→ EXERCISE INPUTS:
□ □ □
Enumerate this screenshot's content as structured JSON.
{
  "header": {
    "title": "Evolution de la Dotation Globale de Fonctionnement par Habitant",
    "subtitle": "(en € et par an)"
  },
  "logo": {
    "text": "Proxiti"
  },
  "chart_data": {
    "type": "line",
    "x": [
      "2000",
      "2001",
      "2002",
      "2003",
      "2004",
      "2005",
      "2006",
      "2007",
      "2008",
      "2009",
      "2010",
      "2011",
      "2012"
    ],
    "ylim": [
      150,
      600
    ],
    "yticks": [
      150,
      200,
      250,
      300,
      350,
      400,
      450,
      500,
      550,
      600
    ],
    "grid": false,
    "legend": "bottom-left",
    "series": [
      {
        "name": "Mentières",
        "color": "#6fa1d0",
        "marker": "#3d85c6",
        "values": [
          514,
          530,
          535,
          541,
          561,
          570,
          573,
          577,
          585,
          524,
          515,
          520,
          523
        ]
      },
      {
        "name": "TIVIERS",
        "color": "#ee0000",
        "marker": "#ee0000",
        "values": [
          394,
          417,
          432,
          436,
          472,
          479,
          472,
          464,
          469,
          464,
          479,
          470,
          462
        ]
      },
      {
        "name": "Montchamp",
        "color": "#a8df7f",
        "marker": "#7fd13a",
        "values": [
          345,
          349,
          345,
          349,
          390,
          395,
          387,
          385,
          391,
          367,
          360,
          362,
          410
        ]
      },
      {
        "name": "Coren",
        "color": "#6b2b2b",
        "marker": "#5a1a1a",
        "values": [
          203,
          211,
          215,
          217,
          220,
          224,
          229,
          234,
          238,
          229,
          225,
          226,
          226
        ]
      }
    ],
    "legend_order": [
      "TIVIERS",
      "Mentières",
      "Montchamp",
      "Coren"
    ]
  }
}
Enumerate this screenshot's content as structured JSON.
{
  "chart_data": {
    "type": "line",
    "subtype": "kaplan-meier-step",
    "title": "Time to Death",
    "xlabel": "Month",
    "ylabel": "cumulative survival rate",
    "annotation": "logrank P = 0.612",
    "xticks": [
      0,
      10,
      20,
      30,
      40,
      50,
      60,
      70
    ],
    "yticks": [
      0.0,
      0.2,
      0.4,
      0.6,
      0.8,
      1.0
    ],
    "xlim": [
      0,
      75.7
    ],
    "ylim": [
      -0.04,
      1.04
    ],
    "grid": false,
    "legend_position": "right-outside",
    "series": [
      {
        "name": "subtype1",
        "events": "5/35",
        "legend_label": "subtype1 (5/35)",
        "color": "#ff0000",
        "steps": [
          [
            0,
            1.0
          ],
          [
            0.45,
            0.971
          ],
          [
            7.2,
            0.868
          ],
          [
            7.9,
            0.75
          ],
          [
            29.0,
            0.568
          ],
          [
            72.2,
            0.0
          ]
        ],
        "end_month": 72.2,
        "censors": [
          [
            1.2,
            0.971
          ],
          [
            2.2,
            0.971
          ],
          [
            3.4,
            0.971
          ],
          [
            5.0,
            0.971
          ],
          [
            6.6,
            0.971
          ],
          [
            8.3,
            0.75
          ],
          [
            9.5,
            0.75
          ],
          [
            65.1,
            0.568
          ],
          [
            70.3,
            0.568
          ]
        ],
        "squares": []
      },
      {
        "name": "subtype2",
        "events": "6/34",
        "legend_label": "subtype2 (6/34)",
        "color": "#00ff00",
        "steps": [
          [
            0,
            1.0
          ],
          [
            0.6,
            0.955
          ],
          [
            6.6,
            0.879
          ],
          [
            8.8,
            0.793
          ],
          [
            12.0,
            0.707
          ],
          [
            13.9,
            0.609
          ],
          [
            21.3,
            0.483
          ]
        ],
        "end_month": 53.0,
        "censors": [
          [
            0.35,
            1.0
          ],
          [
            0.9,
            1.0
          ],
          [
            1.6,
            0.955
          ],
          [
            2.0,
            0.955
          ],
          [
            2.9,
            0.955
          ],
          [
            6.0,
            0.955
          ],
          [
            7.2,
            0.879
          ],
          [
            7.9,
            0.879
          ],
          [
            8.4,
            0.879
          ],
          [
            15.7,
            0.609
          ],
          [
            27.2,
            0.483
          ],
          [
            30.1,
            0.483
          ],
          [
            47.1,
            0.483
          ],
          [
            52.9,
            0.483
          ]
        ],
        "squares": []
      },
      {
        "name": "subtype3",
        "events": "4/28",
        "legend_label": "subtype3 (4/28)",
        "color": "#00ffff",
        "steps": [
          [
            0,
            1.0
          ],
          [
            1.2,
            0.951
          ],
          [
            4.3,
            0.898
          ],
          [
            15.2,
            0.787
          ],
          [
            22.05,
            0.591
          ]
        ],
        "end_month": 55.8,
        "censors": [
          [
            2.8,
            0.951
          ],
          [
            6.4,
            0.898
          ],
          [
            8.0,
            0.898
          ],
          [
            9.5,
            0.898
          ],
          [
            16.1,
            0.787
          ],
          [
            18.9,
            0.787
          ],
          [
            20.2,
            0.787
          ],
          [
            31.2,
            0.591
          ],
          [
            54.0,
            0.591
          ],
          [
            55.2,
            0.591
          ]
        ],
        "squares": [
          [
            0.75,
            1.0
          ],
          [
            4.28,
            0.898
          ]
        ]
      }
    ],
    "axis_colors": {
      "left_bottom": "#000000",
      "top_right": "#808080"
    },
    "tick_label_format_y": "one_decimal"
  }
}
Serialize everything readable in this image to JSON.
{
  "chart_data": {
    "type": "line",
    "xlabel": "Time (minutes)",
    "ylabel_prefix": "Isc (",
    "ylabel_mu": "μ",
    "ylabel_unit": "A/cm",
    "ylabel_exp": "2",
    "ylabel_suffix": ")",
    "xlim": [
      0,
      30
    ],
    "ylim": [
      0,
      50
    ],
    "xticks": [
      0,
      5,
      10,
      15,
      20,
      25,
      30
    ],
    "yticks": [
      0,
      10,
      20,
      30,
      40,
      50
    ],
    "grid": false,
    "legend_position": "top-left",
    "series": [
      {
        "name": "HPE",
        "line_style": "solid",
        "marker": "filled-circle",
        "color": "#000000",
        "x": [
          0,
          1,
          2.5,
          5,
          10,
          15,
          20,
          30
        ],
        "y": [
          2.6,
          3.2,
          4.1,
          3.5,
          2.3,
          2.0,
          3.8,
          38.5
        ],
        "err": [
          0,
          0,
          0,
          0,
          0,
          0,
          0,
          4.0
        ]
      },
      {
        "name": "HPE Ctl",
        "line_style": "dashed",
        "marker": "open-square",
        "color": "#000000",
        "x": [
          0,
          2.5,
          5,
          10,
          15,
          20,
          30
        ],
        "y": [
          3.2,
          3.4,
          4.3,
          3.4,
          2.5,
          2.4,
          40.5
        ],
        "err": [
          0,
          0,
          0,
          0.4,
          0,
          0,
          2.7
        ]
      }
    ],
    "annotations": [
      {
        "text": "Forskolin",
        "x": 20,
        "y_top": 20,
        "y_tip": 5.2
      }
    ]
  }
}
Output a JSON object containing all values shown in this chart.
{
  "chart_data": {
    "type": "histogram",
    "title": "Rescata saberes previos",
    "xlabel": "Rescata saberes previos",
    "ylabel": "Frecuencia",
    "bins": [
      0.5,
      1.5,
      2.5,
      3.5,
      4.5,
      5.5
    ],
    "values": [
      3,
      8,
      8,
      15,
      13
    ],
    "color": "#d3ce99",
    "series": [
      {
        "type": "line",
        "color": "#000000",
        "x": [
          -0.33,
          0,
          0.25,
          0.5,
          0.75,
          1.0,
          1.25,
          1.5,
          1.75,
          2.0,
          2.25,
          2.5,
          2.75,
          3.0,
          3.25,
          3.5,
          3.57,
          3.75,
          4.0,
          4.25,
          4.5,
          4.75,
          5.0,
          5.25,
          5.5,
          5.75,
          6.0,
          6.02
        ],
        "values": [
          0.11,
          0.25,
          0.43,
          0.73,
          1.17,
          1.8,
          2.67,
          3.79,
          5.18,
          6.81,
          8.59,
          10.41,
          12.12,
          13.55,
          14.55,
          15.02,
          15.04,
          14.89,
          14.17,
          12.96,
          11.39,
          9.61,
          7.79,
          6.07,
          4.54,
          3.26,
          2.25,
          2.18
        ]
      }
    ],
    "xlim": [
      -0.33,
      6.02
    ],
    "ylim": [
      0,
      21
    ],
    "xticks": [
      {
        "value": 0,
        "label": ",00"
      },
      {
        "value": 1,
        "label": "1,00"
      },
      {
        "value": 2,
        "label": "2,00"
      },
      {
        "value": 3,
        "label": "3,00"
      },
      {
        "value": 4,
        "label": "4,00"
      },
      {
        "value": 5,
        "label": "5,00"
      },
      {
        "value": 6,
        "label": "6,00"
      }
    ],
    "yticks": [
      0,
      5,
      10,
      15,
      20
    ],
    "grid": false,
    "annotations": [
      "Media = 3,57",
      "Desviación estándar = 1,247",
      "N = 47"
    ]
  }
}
□ □ □
→ STATED GOAL:
Write out every line of the listing that holds the word "Rescata".

→ RESPONSE:
    "title": "Rescata saberes previos",
    "xlabel": "Rescata saberes previos",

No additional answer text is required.